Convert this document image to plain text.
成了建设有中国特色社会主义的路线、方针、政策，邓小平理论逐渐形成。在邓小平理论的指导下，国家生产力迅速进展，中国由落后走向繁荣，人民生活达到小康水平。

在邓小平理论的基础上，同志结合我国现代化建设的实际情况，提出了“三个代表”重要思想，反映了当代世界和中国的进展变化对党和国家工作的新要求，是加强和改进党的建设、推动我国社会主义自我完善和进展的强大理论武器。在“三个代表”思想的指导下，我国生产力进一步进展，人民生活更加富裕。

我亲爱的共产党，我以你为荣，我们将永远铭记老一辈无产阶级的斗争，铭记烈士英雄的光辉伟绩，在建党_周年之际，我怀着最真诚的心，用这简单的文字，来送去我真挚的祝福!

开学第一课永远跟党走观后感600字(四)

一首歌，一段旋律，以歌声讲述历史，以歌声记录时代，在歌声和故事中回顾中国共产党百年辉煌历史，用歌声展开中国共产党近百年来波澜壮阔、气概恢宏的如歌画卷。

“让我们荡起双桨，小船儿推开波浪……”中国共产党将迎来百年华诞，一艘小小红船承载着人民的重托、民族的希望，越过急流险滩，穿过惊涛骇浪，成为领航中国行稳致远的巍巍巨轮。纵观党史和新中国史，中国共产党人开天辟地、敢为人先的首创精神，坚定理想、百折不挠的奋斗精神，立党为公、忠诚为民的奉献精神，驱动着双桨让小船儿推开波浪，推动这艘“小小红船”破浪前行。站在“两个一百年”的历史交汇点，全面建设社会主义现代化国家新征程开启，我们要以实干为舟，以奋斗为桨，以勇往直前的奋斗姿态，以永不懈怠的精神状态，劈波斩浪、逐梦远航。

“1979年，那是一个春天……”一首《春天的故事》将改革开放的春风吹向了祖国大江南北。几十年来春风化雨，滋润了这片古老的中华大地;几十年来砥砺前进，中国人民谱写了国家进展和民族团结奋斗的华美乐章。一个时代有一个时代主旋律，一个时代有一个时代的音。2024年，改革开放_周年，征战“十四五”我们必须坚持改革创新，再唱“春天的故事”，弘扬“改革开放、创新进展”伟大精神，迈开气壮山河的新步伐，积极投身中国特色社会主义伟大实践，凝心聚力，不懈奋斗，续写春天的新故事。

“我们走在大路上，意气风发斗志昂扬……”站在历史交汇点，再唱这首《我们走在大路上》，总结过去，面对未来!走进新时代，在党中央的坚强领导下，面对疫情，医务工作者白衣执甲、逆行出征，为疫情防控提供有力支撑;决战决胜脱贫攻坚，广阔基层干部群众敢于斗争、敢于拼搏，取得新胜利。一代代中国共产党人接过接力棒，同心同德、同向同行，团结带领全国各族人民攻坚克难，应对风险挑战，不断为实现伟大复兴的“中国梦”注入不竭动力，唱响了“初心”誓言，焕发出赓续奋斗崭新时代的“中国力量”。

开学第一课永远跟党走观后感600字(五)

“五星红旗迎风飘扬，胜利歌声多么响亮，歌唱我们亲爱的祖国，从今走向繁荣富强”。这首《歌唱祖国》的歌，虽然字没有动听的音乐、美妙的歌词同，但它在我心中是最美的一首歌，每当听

_ _ _ _ _ _ _

▶ **TASK TO CARRY OUT**
Retype all of the material, keeping each line exact.

▶ **CORRECT RESULT**
Convert this document image to plain text.
成了建设有中国特色社会主义的路线、方针、政策，邓小平理论逐渐形成。在邓小平理论的指导下，国家生产力迅速进展，中国由落后走向繁荣，人民生活达到小康水平。

在邓小平理论的基础上，同志结合我国现代化建设的实际情况，提出了“三个代表”重要思想，反映了当代世界和中国的进展变化对党和国家工作的新要求，是加强和改进党的建设、推动我国社会主义自我完善和进展的强大理论武器。在“三个代表”思想的指导下，我国生产力进一步进展，人民生活更加富裕。

我亲爱的共产党，我以你为荣，我们将永远铭记老一辈无产阶级的斗争，铭记烈士英雄的光辉伟绩，在建党_周年之际，我怀着最真诚的心，用这简单的文字，来送去我真挚的祝福!

开学第一课永远跟党走观后感600字(四)

一首歌，一段旋律，以歌声讲述历史，以歌声记录时代，在歌声和故事中回顾中国共产党百年辉煌历史，用歌声展开中国共产党近百年来波澜壮阔、气概恢宏的如歌画卷。

“让我们荡起双桨，小船儿推开波浪……”中国共产党将迎来百年华诞，一艘小小红船承载着人民的重托、民族的希望，越过急流险滩，穿过惊涛骇浪，成为领航中国行稳致远的巍巍巨轮。纵观党史和新中国史，中国共产党人开天辟地、敢为人先的首创精神，坚定理想、百折不挠的奋斗精神，立党为公、忠诚为民的奉献精神，驱动着双桨让小船儿推开波浪，推动这艘“小小红船”破浪前行。站在“两个一百年”的历史交汇点，全面建设社会主义现代化国家新征程开启，我们要以实干为舟，以奋斗为桨，以勇往直前的奋斗姿态，以永不懈怠的精神状态，劈波斩浪、逐梦远航。

“1979年，那是一个春天……”一首《春天的故事》将改革开放的春风吹向了祖国大江南北。几十年来春风化雨，滋润了这片古老的中华大地;几十年来砥砺前进，中国人民谱写了国家进展和民族团结奋斗的华美乐章。一个时代有一个时代主旋律，一个时代有一个时代的音。2024年，改革开放_周年，征战“十四五”我们必须坚持改革创新，再唱“春天的故事”，弘扬“改革开放、创新进展”伟大精神，迈开气壮山河的新步伐，积极投身中国特色社会主义伟大实践，凝心聚力，不懈奋斗，续写春天的新故事。

“我们走在大路上，意气风发斗志昂扬……”站在历史交汇点，再唱这首《我们走在大路上》，总结过去，面对未来!走进新时代，在党中央的坚强领导下，面对疫情，医务工作者白衣执甲、逆行出征，为疫情防控提供有力支撑;决战决胜脱贫攻坚，广阔基层干部群众敢于斗争、敢于拼搏，取得新胜利。一代代中国共产党人接过接力棒，同心同德、同向同行，团结带领全国各族人民攻坚克难，应对风险挑战，不断为实现伟大复兴的“中国梦”注入不竭动力，唱响了“初心”誓言，焕发出赓续奋斗崭新时代的“中国力量”。

开学第一课永远跟党走观后感600字(五)

“五星红旗迎风飘扬，胜利歌声多么响亮，歌唱我们亲爱的祖国，从今走向繁荣富强”。这首《歌唱祖国》的歌，虽然字没有动听的音乐、美妙的歌词同，但它在我心中是最美的一首歌，每当听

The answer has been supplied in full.